== TASK INPUT

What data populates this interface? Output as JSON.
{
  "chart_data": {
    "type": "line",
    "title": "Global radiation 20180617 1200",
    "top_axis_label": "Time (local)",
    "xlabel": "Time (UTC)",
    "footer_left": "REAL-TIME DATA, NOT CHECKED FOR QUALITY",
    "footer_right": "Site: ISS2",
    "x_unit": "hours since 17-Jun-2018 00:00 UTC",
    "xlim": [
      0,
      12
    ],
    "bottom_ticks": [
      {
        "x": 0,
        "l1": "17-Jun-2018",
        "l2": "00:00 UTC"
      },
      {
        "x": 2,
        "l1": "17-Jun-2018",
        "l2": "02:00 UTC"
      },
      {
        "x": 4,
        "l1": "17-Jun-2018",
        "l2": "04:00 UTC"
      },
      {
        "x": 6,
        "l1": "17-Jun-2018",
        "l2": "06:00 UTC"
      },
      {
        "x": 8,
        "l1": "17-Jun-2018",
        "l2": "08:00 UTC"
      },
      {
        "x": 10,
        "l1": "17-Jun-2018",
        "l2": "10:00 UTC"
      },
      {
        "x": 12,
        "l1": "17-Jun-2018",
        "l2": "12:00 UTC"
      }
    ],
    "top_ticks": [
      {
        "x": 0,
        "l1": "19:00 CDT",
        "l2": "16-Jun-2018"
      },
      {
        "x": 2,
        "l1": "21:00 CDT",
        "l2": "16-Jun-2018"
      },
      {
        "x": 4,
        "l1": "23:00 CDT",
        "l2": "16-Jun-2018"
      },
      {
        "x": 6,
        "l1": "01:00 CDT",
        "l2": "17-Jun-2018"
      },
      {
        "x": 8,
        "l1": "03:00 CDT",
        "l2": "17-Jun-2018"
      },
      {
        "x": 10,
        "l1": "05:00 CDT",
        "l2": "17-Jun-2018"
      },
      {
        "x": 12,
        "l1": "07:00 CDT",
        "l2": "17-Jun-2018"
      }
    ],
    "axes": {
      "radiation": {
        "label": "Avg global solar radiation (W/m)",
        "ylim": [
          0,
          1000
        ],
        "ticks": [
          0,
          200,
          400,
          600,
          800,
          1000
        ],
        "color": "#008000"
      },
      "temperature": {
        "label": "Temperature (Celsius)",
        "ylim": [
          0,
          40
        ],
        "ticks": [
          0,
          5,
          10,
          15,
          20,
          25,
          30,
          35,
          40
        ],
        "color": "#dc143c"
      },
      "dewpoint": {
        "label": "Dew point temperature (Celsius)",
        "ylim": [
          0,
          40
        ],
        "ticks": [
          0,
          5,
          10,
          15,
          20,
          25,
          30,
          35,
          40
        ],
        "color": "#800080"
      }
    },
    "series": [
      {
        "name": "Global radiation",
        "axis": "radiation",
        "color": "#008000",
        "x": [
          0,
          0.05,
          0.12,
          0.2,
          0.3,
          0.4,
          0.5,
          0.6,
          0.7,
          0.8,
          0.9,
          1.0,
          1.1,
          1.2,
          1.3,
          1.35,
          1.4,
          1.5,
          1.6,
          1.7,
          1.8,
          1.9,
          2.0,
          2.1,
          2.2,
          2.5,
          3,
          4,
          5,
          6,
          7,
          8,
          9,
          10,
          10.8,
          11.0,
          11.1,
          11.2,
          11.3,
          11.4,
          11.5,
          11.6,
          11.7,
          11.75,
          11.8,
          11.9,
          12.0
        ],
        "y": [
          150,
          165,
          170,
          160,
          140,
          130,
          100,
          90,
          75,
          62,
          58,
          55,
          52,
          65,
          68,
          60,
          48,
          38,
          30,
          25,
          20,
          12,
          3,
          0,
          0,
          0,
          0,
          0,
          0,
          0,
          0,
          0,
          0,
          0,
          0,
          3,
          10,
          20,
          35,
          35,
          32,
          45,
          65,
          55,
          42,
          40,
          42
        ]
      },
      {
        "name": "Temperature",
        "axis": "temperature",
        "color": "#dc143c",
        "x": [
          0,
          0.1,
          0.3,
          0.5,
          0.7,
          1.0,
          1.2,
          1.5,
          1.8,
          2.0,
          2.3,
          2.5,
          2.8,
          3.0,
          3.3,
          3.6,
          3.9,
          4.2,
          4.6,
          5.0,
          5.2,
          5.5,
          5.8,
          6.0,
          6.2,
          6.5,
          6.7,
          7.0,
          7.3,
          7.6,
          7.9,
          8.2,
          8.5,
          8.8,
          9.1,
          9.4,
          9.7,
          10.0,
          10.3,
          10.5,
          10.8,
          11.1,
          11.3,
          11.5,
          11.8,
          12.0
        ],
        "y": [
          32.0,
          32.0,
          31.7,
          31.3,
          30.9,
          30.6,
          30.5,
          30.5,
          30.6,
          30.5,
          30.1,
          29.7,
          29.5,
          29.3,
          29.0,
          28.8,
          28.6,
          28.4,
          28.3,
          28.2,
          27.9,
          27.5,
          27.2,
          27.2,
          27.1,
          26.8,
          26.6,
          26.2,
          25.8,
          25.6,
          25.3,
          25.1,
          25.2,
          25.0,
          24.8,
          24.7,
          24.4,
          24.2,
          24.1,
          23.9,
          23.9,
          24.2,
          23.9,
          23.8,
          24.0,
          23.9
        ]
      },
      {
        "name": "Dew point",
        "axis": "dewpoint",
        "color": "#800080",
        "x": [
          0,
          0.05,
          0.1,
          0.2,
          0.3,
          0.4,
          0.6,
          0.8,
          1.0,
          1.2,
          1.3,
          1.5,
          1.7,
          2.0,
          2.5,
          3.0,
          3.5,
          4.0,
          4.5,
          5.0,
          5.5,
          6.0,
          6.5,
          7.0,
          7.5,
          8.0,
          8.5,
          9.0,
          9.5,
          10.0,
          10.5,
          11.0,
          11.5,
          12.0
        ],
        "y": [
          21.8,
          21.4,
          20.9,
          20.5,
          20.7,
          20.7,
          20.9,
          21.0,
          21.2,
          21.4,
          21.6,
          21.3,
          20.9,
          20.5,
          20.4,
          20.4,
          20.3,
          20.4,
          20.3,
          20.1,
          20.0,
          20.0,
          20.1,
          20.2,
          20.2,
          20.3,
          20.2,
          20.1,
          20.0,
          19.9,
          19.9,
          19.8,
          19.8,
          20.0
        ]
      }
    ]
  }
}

====

• PROBLEM STATEMENT: Output the full listing exactly as it stands.

• OUTPUT OF THE TASK:
What data populates this interface? Output as JSON.
{
  "chart_data": {
    "type": "line",
    "title": "Global radiation 20180617 1200",
    "top_axis_label": "Time (local)",
    "xlabel": "Time (UTC)",
    "footer_left": "REAL-TIME DATA, NOT CHECKED FOR QUALITY",
    "footer_right": "Site: ISS2",
    "x_unit": "hours since 17-Jun-2018 00:00 UTC",
    "xlim": [
      0,
      12
    ],
    "bottom_ticks": [
      {
        "x": 0,
        "l1": "17-Jun-2018",
        "l2": "00:00 UTC"
      },
      {
        "x": 2,
        "l1": "17-Jun-2018",
        "l2": "02:00 UTC"
      },
      {
        "x": 4,
        "l1": "17-Jun-2018",
        "l2": "04:00 UTC"
      },
      {
        "x": 6,
        "l1": "17-Jun-2018",
        "l2": "06:00 UTC"
      },
      {
        "x": 8,
        "l1": "17-Jun-2018",
        "l2": "08:00 UTC"
      },
      {
        "x": 10,
        "l1": "17-Jun-2018",
        "l2": "10:00 UTC"
      },
      {
        "x": 12,
        "l1": "17-Jun-2018",
        "l2": "12:00 UTC"
      }
    ],
    "top_ticks": [
      {
        "x": 0,
        "l1": "19:00 CDT",
        "l2": "16-Jun-2018"
      },
      {
        "x": 2,
        "l1": "21:00 CDT",
        "l2": "16-Jun-2018"
      },
      {
        "x": 4,
        "l1": "23:00 CDT",
        "l2": "16-Jun-2018"
      },
      {
        "x": 6,
        "l1": "01:00 CDT",
        "l2": "17-Jun-2018"
      },
      {
        "x": 8,
        "l1": "03:00 CDT",
        "l2": "17-Jun-2018"
      },
      {
        "x": 10,
        "l1": "05:00 CDT",
        "l2": "17-Jun-2018"
      },
      {
        "x": 12,
        "l1": "07:00 CDT",
        "l2": "17-Jun-2018"
      }
    ],
    "axes": {
      "radiation": {
        "label": "Avg global solar radiation (W/m)",
        "ylim": [
          0,
          1000
        ],
        "ticks": [
          0,
          200,
          400,
          600,
          800,
          1000
        ],
        "color": "#008000"
      },
      "temperature": {
        "label": "Temperature (Celsius)",
        "ylim": [
          0,
          40
        ],
        "ticks": [
          0,
          5,
          10,
          15,
          20,
          25,
          30,
          35,
          40
        ],
        "color": "#dc143c"
      },
      "dewpoint": {
        "label": "Dew point temperature (Celsius)",
        "ylim": [
          0,
          40
        ],
        "ticks": [
          0,
          5,
          10,
          15,
          20,
          25,
          30,
          35,
          40
        ],
        "color": "#800080"
      }
    },
    "series": [
      {
        "name": "Global radiation",
        "axis": "radiation",
        "color": "#008000",
        "x": [
          0,
          0.05,
          0.12,
          0.2,
          0.3,
          0.4,
          0.5,
          0.6,
          0.7,
          0.8,
          0.9,
          1.0,
          1.1,
          1.2,
          1.3,
          1.35,
          1.4,
          1.5,
          1.6,
          1.7,
          1.8,
          1.9,
          2.0,
          2.1,
          2.2,
          2.5,
          3,
          4,
          5,
          6,
          7,
          8,
          9,
          10,
          10.8,
          11.0,
          11.1,
          11.2,
          11.3,
          11.4,
          11.5,
          11.6,
          11.7,
          11.75,
          11.8,
          11.9,
          12.0
        ],
        "y": [
          150,
          165,
          170,
          160,
          140,
          130,
          100,
          90,
          75,
          62,
          58,
          55,
          52,
          65,
          68,
          60,
          48,
          38,
          30,
          25,
          20,
          12,
          3,
          0,
          0,
          0,
          0,
          0,
          0,
          0,
          0,
          0,
          0,
          0,
          0,
          3,
          10,
          20,
          35,
          35,
          32,
          45,
          65,
          55,
          42,
          40,
          42
        ]
      },
      {
        "name": "Temperature",
        "axis": "temperature",
        "color": "#dc143c",
        "x": [
          0,
          0.1,
          0.3,
          0.5,
          0.7,
          1.0,
          1.2,
          1.5,
          1.8,
          2.0,
          2.3,
          2.5,
          2.8,
          3.0,
          3.3,
          3.6,
          3.9,
          4.2,
          4.6,
          5.0,
          5.2,
          5.5,
          5.8,
          6.0,
          6.2,
          6.5,
          6.7,
          7.0,
          7.3,
          7.6,
          7.9,
          8.2,
          8.5,
          8.8,
          9.1,
          9.4,
          9.7,
          10.0,
          10.3,
          10.5,
          10.8,
          11.1,
          11.3,
          11.5,
          11.8,
          12.0
        ],
        "y": [
          32.0,
          32.0,
          31.7,
          31.3,
          30.9,
          30.6,
          30.5,
          30.5,
          30.6,
          30.5,
          30.1,
          29.7,
          29.5,
          29.3,
          29.0,
          28.8,
          28.6,
          28.4,
          28.3,
          28.2,
          27.9,
          27.5,
          27.2,
          27.2,
          27.1,
          26.8,
          26.6,
          26.2,
          25.8,
          25.6,
          25.3,
          25.1,
          25.2,
          25.0,
          24.8,
          24.7,
          24.4,
          24.2,
          24.1,
          23.9,
          23.9,
          24.2,
          23.9,
          23.8,
          24.0,
          23.9
        ]
      },
      {
        "name": "Dew point",
        "axis": "dewpoint",
        "color": "#800080",
        "x": [
          0,
          0.05,
          0.1,
          0.2,
          0.3,
          0.4,
          0.6,
          0.8,
          1.0,
          1.2,
          1.3,
          1.5,
          1.7,
          2.0,
          2.5,
          3.0,
          3.5,
          4.0,
          4.5,
          5.0,
          5.5,
          6.0,
          6.5,
          7.0,
          7.5,
          8.0,
          8.5,
          9.0,
          9.5,
          10.0,
          10.5,
          11.0,
          11.5,
          12.0
        ],
        "y": [
          21.8,
          21.4,
          20.9,
          20.5,
          20.7,
          20.7,
          20.9,
          21.0,
          21.2,
          21.4,
          21.6,
          21.3,
          20.9,
          20.5,
          20.4,
          20.4,
          20.3,
          20.4,
          20.3,
          20.1,
          20.0,
          20.0,
          20.1,
          20.2,
          20.2,
          20.3,
          20.2,
          20.1,
          20.0,
          19.9,
          19.9,
          19.8,
          19.8,
          20.0
        ]
      }
    ]
  }
}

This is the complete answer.